Go through the listing and return every line with "into" in it.

Data items →
(begin)

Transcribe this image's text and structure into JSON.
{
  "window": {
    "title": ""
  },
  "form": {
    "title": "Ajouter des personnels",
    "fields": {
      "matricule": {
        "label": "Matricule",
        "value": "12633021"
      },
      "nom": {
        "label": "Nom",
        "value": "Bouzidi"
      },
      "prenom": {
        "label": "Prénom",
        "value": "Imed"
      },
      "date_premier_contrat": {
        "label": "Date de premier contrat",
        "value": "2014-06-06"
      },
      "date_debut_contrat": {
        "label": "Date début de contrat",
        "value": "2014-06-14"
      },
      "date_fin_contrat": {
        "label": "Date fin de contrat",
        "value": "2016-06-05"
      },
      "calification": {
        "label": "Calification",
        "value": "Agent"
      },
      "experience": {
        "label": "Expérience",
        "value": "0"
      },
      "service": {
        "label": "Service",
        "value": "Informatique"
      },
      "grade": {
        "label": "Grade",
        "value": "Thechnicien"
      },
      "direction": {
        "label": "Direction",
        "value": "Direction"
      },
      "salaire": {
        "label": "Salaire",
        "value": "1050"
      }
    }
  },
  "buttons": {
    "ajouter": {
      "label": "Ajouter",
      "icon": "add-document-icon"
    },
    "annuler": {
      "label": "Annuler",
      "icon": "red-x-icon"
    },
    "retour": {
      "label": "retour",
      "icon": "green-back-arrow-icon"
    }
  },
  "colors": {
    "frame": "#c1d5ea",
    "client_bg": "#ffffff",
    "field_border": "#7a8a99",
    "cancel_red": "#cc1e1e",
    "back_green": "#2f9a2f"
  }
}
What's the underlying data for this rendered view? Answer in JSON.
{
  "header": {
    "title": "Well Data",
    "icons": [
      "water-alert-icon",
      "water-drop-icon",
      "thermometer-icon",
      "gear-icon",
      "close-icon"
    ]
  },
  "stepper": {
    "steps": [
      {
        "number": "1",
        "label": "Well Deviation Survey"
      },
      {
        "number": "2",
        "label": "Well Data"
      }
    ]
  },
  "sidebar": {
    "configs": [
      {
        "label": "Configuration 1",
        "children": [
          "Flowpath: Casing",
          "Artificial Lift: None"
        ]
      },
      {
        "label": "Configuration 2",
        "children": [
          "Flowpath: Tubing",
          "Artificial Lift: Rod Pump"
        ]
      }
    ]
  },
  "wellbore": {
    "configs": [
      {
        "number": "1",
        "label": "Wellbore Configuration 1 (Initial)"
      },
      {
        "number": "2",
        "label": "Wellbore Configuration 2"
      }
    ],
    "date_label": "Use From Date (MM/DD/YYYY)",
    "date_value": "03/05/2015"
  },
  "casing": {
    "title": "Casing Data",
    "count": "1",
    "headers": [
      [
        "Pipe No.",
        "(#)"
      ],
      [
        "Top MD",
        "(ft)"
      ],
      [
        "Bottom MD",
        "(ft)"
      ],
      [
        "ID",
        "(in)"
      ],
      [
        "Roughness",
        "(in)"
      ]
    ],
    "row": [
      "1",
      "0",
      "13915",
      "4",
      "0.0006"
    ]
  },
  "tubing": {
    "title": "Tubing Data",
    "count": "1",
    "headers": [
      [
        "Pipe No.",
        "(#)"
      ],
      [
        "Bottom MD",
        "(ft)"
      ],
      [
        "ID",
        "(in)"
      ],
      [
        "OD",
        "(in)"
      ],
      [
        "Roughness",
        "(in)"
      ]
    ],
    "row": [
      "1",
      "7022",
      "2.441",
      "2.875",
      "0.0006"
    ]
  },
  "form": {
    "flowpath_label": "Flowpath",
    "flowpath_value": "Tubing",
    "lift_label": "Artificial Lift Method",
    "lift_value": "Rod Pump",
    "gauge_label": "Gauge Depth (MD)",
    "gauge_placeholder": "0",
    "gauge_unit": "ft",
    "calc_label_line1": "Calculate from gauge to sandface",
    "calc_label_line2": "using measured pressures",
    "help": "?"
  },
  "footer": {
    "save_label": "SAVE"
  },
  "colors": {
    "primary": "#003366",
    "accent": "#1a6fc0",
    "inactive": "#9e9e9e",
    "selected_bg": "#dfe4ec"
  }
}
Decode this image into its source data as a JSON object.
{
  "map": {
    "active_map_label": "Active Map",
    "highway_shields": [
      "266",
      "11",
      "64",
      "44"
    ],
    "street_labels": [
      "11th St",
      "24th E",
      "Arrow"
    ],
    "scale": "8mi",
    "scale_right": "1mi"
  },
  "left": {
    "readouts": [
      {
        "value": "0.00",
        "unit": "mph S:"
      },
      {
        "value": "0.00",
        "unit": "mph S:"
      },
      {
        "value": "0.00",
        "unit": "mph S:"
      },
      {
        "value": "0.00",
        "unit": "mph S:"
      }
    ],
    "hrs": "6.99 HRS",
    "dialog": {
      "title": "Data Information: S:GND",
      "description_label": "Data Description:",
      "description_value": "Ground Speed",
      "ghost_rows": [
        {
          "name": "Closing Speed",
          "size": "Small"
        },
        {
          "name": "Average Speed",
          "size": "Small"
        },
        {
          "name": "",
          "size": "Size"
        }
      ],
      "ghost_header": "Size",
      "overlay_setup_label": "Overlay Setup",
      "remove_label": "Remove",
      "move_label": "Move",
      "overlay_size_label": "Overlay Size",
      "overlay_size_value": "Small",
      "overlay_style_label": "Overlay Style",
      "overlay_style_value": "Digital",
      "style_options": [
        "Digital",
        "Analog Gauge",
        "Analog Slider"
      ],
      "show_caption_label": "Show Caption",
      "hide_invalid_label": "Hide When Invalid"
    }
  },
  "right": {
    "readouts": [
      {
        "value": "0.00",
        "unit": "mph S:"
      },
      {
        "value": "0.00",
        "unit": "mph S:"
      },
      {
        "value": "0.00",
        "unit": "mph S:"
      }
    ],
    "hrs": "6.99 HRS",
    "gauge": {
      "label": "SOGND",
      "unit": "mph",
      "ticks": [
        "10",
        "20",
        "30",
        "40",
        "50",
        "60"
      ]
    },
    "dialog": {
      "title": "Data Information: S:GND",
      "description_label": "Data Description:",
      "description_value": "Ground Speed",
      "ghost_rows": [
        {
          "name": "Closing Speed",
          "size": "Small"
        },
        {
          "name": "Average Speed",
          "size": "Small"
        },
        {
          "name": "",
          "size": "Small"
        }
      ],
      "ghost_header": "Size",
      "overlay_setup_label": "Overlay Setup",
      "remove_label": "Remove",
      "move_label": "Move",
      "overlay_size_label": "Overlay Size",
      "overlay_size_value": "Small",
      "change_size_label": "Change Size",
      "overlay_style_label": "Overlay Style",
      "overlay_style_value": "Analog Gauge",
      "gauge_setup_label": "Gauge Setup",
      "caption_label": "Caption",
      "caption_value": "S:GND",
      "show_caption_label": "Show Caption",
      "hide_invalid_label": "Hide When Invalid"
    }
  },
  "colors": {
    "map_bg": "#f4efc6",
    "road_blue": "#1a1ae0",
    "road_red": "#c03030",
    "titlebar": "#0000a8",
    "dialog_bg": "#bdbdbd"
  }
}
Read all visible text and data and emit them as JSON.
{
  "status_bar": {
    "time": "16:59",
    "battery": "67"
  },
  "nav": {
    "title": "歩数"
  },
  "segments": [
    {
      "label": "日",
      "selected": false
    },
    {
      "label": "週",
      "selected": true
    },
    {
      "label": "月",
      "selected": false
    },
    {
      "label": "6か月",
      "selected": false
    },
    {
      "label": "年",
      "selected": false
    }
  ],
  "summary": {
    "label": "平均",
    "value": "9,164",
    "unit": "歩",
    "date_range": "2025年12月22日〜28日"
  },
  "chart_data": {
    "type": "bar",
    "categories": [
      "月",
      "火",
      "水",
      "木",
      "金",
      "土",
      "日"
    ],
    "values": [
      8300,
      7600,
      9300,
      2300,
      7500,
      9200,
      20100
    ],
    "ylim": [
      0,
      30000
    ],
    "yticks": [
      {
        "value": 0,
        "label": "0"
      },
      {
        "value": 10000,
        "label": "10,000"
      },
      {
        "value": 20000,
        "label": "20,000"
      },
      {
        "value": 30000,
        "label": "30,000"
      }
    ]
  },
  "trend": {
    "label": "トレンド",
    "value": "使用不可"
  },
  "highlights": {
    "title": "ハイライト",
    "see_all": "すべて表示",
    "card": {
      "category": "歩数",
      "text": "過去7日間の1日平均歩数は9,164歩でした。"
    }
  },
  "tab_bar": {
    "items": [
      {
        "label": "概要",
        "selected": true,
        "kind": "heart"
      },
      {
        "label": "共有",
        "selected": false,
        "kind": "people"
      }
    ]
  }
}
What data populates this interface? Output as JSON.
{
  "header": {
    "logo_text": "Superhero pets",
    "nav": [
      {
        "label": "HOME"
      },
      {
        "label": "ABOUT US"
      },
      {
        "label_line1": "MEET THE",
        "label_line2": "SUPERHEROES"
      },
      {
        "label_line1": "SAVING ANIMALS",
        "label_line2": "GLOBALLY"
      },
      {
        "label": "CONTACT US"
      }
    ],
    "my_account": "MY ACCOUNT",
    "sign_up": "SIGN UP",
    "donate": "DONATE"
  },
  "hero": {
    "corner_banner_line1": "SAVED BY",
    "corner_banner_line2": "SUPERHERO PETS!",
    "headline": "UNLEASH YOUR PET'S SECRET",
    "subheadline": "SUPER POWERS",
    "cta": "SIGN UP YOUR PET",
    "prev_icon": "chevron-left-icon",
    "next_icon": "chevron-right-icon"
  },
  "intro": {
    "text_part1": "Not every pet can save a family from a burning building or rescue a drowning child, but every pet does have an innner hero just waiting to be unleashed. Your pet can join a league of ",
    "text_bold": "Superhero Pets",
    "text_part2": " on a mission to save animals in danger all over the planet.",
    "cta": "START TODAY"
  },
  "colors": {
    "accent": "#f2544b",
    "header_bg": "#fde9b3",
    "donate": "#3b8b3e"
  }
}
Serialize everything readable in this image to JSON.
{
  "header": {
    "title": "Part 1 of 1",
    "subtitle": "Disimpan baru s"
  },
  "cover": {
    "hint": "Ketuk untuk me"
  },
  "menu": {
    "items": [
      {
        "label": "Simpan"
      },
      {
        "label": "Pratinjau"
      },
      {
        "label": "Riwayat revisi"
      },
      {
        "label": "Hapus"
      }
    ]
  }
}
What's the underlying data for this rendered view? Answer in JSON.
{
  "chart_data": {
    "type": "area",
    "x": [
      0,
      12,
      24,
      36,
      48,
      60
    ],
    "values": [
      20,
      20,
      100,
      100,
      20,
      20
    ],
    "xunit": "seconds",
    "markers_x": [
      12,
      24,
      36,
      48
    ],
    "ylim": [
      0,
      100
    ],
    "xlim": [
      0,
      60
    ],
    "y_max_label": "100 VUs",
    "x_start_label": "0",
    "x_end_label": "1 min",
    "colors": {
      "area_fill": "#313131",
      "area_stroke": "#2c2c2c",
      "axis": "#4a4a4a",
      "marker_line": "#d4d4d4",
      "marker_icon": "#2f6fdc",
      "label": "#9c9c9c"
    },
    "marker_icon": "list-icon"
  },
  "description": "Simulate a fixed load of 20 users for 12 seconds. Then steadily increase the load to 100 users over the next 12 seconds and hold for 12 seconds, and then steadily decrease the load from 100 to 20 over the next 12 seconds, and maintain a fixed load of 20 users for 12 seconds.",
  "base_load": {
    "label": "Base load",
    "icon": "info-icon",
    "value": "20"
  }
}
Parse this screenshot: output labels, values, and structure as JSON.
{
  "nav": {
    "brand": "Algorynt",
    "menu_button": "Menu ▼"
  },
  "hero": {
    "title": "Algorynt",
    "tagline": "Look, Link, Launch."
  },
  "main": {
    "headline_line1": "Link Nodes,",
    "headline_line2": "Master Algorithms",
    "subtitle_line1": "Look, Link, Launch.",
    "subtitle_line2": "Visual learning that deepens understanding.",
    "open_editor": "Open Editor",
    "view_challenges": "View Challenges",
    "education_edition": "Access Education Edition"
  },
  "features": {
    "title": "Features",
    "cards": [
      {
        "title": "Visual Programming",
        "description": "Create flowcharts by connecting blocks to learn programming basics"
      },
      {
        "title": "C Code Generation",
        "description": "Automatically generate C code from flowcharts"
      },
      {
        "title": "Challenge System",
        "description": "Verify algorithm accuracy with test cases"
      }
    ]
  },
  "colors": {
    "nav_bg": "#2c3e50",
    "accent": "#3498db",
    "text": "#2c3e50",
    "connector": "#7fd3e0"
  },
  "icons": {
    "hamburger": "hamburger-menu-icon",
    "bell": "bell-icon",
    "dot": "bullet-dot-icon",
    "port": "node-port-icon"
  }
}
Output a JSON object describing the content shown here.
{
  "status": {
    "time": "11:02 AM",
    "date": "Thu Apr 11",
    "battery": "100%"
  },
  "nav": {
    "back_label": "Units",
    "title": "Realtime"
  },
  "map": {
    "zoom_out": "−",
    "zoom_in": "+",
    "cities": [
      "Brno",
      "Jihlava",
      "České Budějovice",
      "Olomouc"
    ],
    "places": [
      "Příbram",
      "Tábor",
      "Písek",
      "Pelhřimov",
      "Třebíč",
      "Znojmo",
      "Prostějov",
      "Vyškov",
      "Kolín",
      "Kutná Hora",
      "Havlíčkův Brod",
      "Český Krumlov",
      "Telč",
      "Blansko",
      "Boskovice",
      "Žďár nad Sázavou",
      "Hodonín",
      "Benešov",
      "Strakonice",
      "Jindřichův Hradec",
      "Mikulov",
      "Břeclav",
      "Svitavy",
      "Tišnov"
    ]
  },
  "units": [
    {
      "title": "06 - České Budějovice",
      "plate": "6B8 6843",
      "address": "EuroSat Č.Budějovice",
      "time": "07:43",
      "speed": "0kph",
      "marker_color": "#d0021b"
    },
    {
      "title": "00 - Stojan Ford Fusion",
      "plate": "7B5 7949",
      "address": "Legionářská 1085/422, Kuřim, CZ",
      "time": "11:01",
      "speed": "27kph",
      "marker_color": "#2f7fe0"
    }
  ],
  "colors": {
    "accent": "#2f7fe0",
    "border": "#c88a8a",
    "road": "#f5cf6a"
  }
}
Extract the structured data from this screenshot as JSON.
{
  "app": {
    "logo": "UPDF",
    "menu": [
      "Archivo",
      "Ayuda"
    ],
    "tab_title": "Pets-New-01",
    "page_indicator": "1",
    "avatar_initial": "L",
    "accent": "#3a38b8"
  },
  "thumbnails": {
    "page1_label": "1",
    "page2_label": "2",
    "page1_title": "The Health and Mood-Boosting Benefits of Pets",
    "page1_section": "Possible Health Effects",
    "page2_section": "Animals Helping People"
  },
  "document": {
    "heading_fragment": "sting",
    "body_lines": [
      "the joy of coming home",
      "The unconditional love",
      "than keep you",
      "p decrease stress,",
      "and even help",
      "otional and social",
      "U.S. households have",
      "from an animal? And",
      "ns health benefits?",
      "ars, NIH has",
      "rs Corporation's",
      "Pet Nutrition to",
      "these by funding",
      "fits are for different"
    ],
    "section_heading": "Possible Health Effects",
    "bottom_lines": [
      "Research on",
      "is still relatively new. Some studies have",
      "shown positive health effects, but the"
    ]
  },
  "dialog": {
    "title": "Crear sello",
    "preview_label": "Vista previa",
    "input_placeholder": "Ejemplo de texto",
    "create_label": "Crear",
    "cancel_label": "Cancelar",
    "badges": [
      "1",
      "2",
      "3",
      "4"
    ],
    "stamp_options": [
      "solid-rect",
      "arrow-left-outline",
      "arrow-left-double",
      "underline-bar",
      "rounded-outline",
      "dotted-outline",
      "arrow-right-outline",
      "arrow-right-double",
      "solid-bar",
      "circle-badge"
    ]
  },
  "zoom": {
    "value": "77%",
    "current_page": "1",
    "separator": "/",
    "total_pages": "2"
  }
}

(end)

Answer to this task →
Transcribe this image's text and structure into JSON.
Decode this image into its source data as a JSON object.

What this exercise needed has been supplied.